GIVEN RECORDS ::
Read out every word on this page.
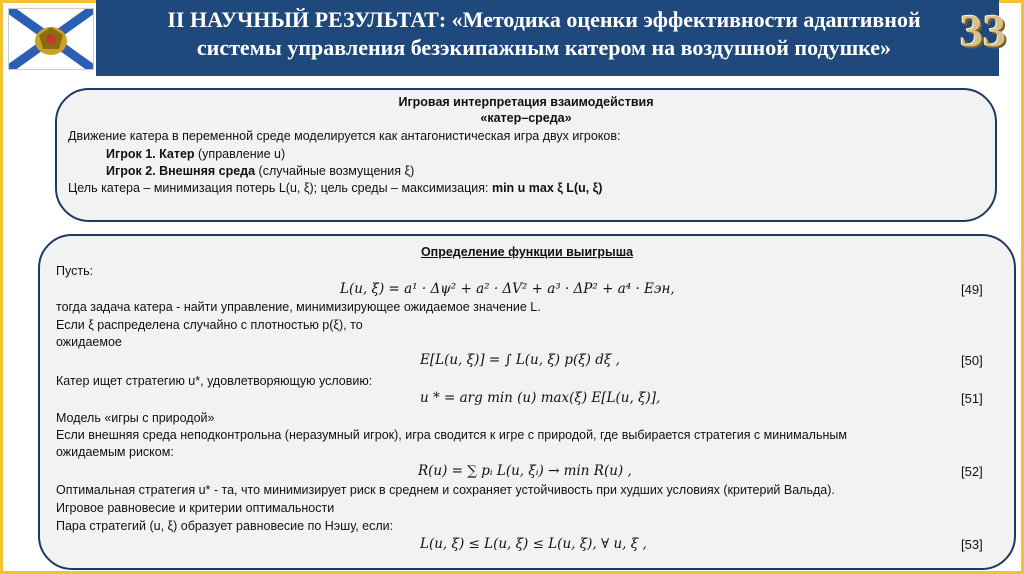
II НАУЧНЫЙ РЕЗУЛЬТАТ: «Методика оценки эффективности адаптивной
системы управления безэкипажным катером на воздушной подушке»	33
Игровая интерпретация взаимодействия
«катер–среда»
Движение катера в переменной среде моделируется как антагонистическая игра двух игроков:
Игрок 1. Катер (управление u)
Игрок 2. Внешняя среда (случайные возмущения ξ)
Цель катера – минимизация потерь L(u, ξ); цель среды – максимизация: min u max ξ L(u, ξ)
Определение функции выигрыша
Пусть:
L(u, ξ) = a¹ · Δψ² + a² · ΔV² + a³ · ΔP² + a⁴ · Eэн,	[49]
тогда задача катера - найти управление, минимизирующее ожидаемое значение L.
Если ξ распределена случайно с плотностью p(ξ), то
ожидаемое
E[L(u, ξ)] = ∫ L(u, ξ) p(ξ) dξ ,	[50]
Катер ищет стратегию u*, удовлетворяющую условию:
u * = arg min (u) max(ξ) E[L(u, ξ)],	[51]
Модель «игры с природой»
Если внешняя среда неподконтрольна (неразумный игрок), игра сводится к игре с природой, где выбирается стратегия с минимальным
ожидаемым риском:
R(u) = ∑ pᵢ L(u, ξᵢ) → min R(u) ,	[52]
Оптимальная стратегия u* - та, что минимизирует риск в среднем и сохраняет устойчивость при худших условиях (критерий Вальда).
Игровое равновесие и критерии оптимальности
Пара стратегий (u, ξ) образует равновесие по Нэшу, если:
L(u, ξ) ≤ L(u, ξ) ≤ L(u, ξ), ∀ u, ξ ,	[53]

SET PROBLEM :: Transcribe all entries above exactly. Drop the pictures.

FINISHED TASK ::
Read out every word on this page.
II НАУЧНЫЙ РЕЗУЛЬТАТ: «Методика оценки эффективности адаптивной
системы управления безэкипажным катером на воздушной подушке»	33
Игровая интерпретация взаимодействия
«катер–среда»
Движение катера в переменной среде моделируется как антагонистическая игра двух игроков:
Игрок 1. Катер (управление u)
Игрок 2. Внешняя среда (случайные возмущения ξ)
Цель катера – минимизация потерь L(u, ξ); цель среды – максимизация: min u max ξ L(u, ξ)
Определение функции выигрыша
Пусть:
L(u, ξ) = a¹ · Δψ² + a² · ΔV² + a³ · ΔP² + a⁴ · Eэн,	[49]
тогда задача катера - найти управление, минимизирующее ожидаемое значение L.
Если ξ распределена случайно с плотностью p(ξ), то
ожидаемое
E[L(u, ξ)] = ∫ L(u, ξ) p(ξ) dξ ,	[50]
Катер ищет стратегию u*, удовлетворяющую условию:
u * = arg min (u) max(ξ) E[L(u, ξ)],	[51]
Модель «игры с природой»
Если внешняя среда неподконтрольна (неразумный игрок), игра сводится к игре с природой, где выбирается стратегия с минимальным
ожидаемым риском:
R(u) = ∑ pᵢ L(u, ξᵢ) → min R(u) ,	[52]
Оптимальная стратегия u* - та, что минимизирует риск в среднем и сохраняет устойчивость при худших условиях (критерий Вальда).
Игровое равновесие и критерии оптимальности
Пара стратегий (u, ξ) образует равновесие по Нэшу, если:
L(u, ξ) ≤ L(u, ξ) ≤ L(u, ξ), ∀ u, ξ ,	[53]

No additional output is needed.